Task directions =>
Below are the records; reproduce all of them exactly but without any images.

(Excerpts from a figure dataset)
------------------------------------

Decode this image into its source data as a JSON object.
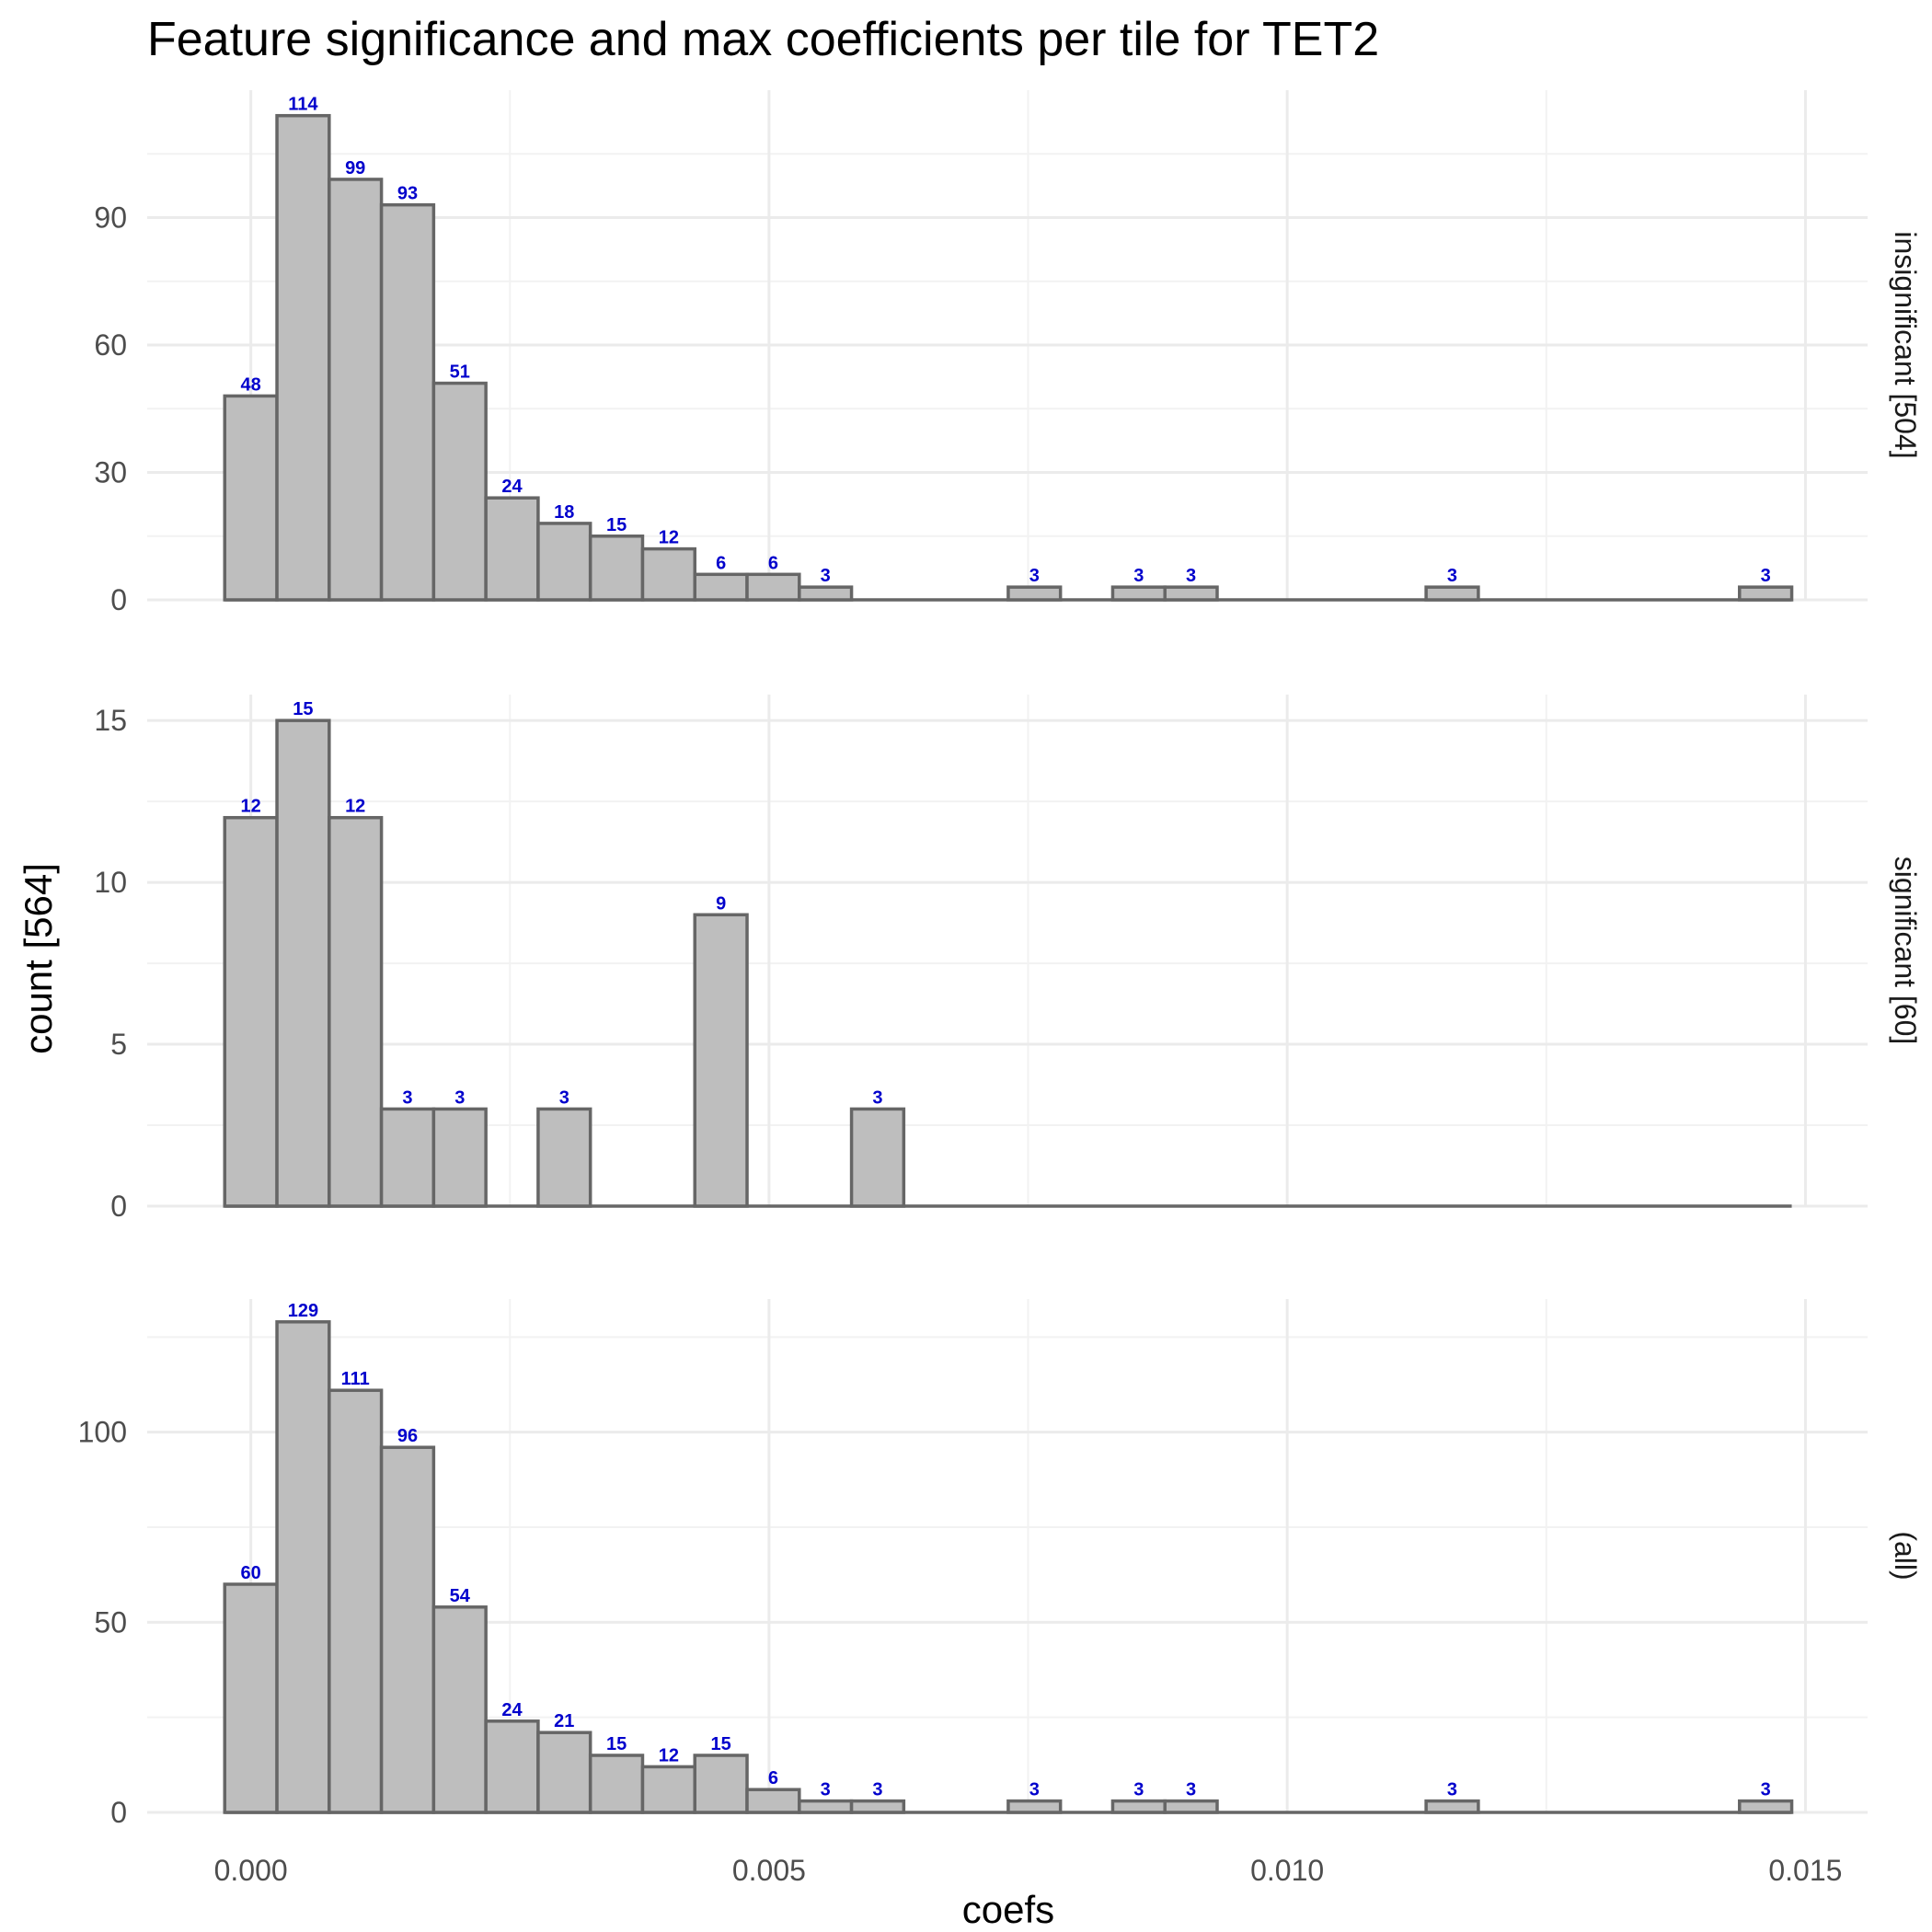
{
  "chart_data": {
    "type": "bar",
    "title": "Feature significance and max coefficients per tile for TET2",
    "xlabel": "coefs",
    "ylabel": "count [564]",
    "bin_width": 0.000504,
    "bin_starts": [
      -0.000252,
      0.000252,
      0.000756,
      0.00126,
      0.001764,
      0.002268,
      0.002772,
      0.003276,
      0.00378,
      0.004284,
      0.004788,
      0.005292,
      0.005796,
      0.0063,
      0.006804,
      0.007308,
      0.007812,
      0.008316,
      0.00882,
      0.009324,
      0.009828,
      0.010332,
      0.010836,
      0.01134,
      0.011844,
      0.012348,
      0.012852,
      0.013356,
      0.01386,
      0.014364
    ],
    "xlim": [
      -0.001,
      0.0156
    ],
    "x_ticks": [
      "0.000",
      "0.005",
      "0.010",
      "0.015"
    ],
    "x_tick_values": [
      0,
      0.005,
      0.01,
      0.015
    ],
    "bar_fill": "#bebebe",
    "bar_stroke": "#666666",
    "label_color": "#0000cc",
    "panels": [
      {
        "name": "insignificant [504]",
        "values": [
          48,
          114,
          99,
          93,
          51,
          24,
          18,
          15,
          12,
          6,
          6,
          3,
          0,
          0,
          0,
          3,
          0,
          3,
          3,
          0,
          0,
          0,
          0,
          3,
          0,
          0,
          0,
          0,
          0,
          3
        ],
        "ylim": [
          0,
          120
        ],
        "y_ticks": [
          "0",
          "30",
          "60",
          "90"
        ],
        "y_tick_values": [
          0,
          30,
          60,
          90
        ]
      },
      {
        "name": "significant [60]",
        "values": [
          12,
          15,
          12,
          3,
          3,
          0,
          3,
          0,
          0,
          9,
          0,
          0,
          3,
          0,
          0,
          0,
          0,
          0,
          0,
          0,
          0,
          0,
          0,
          0,
          0,
          0,
          0,
          0,
          0,
          0
        ],
        "ylim": [
          0,
          15.8
        ],
        "y_ticks": [
          "0",
          "5",
          "10",
          "15"
        ],
        "y_tick_values": [
          0,
          5,
          10,
          15
        ]
      },
      {
        "name": "(all)",
        "values": [
          60,
          129,
          111,
          96,
          54,
          24,
          21,
          15,
          12,
          15,
          6,
          3,
          3,
          0,
          0,
          3,
          0,
          3,
          3,
          0,
          0,
          0,
          0,
          3,
          0,
          0,
          0,
          0,
          0,
          3
        ],
        "ylim": [
          0,
          135
        ],
        "y_ticks": [
          "0",
          "50",
          "100"
        ],
        "y_tick_values": [
          0,
          50,
          100
        ]
      }
    ],
    "grid": true,
    "legend": "none"
  }
}
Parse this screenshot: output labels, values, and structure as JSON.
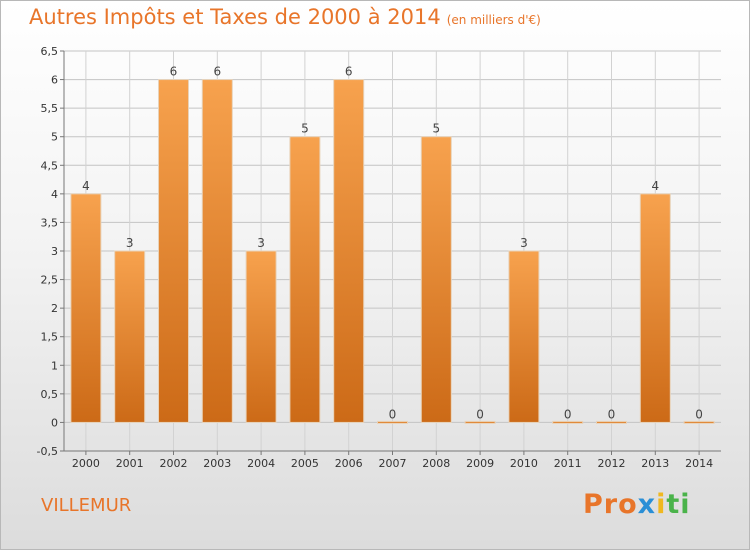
{
  "header": {
    "title": "Autres Impôts et Taxes de 2000 à 2014",
    "unit": "(en milliers d'€)"
  },
  "footer": {
    "place": "VILLEMUR",
    "logo_parts": [
      "Pro",
      "x",
      "i",
      "ti"
    ]
  },
  "colors": {
    "bar_top": "#f7a24e",
    "bar_bottom": "#cc6a17",
    "title": "#e8752a"
  },
  "chart_data": {
    "type": "bar",
    "title": "Autres Impôts et Taxes de 2000 à 2014",
    "categories": [
      "2000",
      "2001",
      "2002",
      "2003",
      "2004",
      "2005",
      "2006",
      "2007",
      "2008",
      "2009",
      "2010",
      "2011",
      "2012",
      "2013",
      "2014"
    ],
    "values": [
      4,
      3,
      6,
      6,
      3,
      5,
      6,
      0,
      5,
      0,
      3,
      0,
      0,
      4,
      0
    ],
    "ylim": [
      -0.5,
      6.5
    ],
    "yticks": [
      -0.5,
      0,
      0.5,
      1,
      1.5,
      2,
      2.5,
      3,
      3.5,
      4,
      4.5,
      5,
      5.5,
      6,
      6.5
    ],
    "ytick_labels": [
      "-0,5",
      "0",
      "0,5",
      "1",
      "1,5",
      "2",
      "2,5",
      "3",
      "3,5",
      "4",
      "4,5",
      "5",
      "5,5",
      "6",
      "6,5"
    ],
    "grid": true
  }
}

------------------------------------

Task response =>
Decode this image into its source data as a JSON object.
{
  "chart_data": {
    "type": "bar",
    "title": "Feature significance and max coefficients per tile for TET2",
    "xlabel": "coefs",
    "ylabel": "count [564]",
    "bin_width": 0.000504,
    "bin_starts": [
      -0.000252,
      0.000252,
      0.000756,
      0.00126,
      0.001764,
      0.002268,
      0.002772,
      0.003276,
      0.00378,
      0.004284,
      0.004788,
      0.005292,
      0.005796,
      0.0063,
      0.006804,
      0.007308,
      0.007812,
      0.008316,
      0.00882,
      0.009324,
      0.009828,
      0.010332,
      0.010836,
      0.01134,
      0.011844,
      0.012348,
      0.012852,
      0.013356,
      0.01386,
      0.014364
    ],
    "xlim": [
      -0.001,
      0.0156
    ],
    "x_ticks": [
      "0.000",
      "0.005",
      "0.010",
      "0.015"
    ],
    "x_tick_values": [
      0,
      0.005,
      0.01,
      0.015
    ],
    "bar_fill": "#bebebe",
    "bar_stroke": "#666666",
    "label_color": "#0000cc",
    "panels": [
      {
        "name": "insignificant [504]",
        "values": [
          48,
          114,
          99,
          93,
          51,
          24,
          18,
          15,
          12,
          6,
          6,
          3,
          0,
          0,
          0,
          3,
          0,
          3,
          3,
          0,
          0,
          0,
          0,
          3,
          0,
          0,
          0,
          0,
          0,
          3
        ],
        "ylim": [
          0,
          120
        ],
        "y_ticks": [
          "0",
          "30",
          "60",
          "90"
        ],
        "y_tick_values": [
          0,
          30,
          60,
          90
        ]
      },
      {
        "name": "significant [60]",
        "values": [
          12,
          15,
          12,
          3,
          3,
          0,
          3,
          0,
          0,
          9,
          0,
          0,
          3,
          0,
          0,
          0,
          0,
          0,
          0,
          0,
          0,
          0,
          0,
          0,
          0,
          0,
          0,
          0,
          0,
          0
        ],
        "ylim": [
          0,
          15.8
        ],
        "y_ticks": [
          "0",
          "5",
          "10",
          "15"
        ],
        "y_tick_values": [
          0,
          5,
          10,
          15
        ]
      },
      {
        "name": "(all)",
        "values": [
          60,
          129,
          111,
          96,
          54,
          24,
          21,
          15,
          12,
          15,
          6,
          3,
          3,
          0,
          0,
          3,
          0,
          3,
          3,
          0,
          0,
          0,
          0,
          3,
          0,
          0,
          0,
          0,
          0,
          3
        ],
        "ylim": [
          0,
          135
        ],
        "y_ticks": [
          "0",
          "50",
          "100"
        ],
        "y_tick_values": [
          0,
          50,
          100
        ]
      }
    ],
    "grid": true,
    "legend": "none"
  }
}
Parse this screenshot: output labels, values, and structure as JSON.
{
  "header": {
    "title": "Autres Impôts et Taxes de 2000 à 2014",
    "unit": "(en milliers d'€)"
  },
  "footer": {
    "place": "VILLEMUR",
    "logo_parts": [
      "Pro",
      "x",
      "i",
      "ti"
    ]
  },
  "colors": {
    "bar_top": "#f7a24e",
    "bar_bottom": "#cc6a17",
    "title": "#e8752a"
  },
  "chart_data": {
    "type": "bar",
    "title": "Autres Impôts et Taxes de 2000 à 2014",
    "categories": [
      "2000",
      "2001",
      "2002",
      "2003",
      "2004",
      "2005",
      "2006",
      "2007",
      "2008",
      "2009",
      "2010",
      "2011",
      "2012",
      "2013",
      "2014"
    ],
    "values": [
      4,
      3,
      6,
      6,
      3,
      5,
      6,
      0,
      5,
      0,
      3,
      0,
      0,
      4,
      0
    ],
    "ylim": [
      -0.5,
      6.5
    ],
    "yticks": [
      -0.5,
      0,
      0.5,
      1,
      1.5,
      2,
      2.5,
      3,
      3.5,
      4,
      4.5,
      5,
      5.5,
      6,
      6.5
    ],
    "ytick_labels": [
      "-0,5",
      "0",
      "0,5",
      "1",
      "1,5",
      "2",
      "2,5",
      "3",
      "3,5",
      "4",
      "4,5",
      "5",
      "5,5",
      "6",
      "6,5"
    ],
    "grid": true
  }
}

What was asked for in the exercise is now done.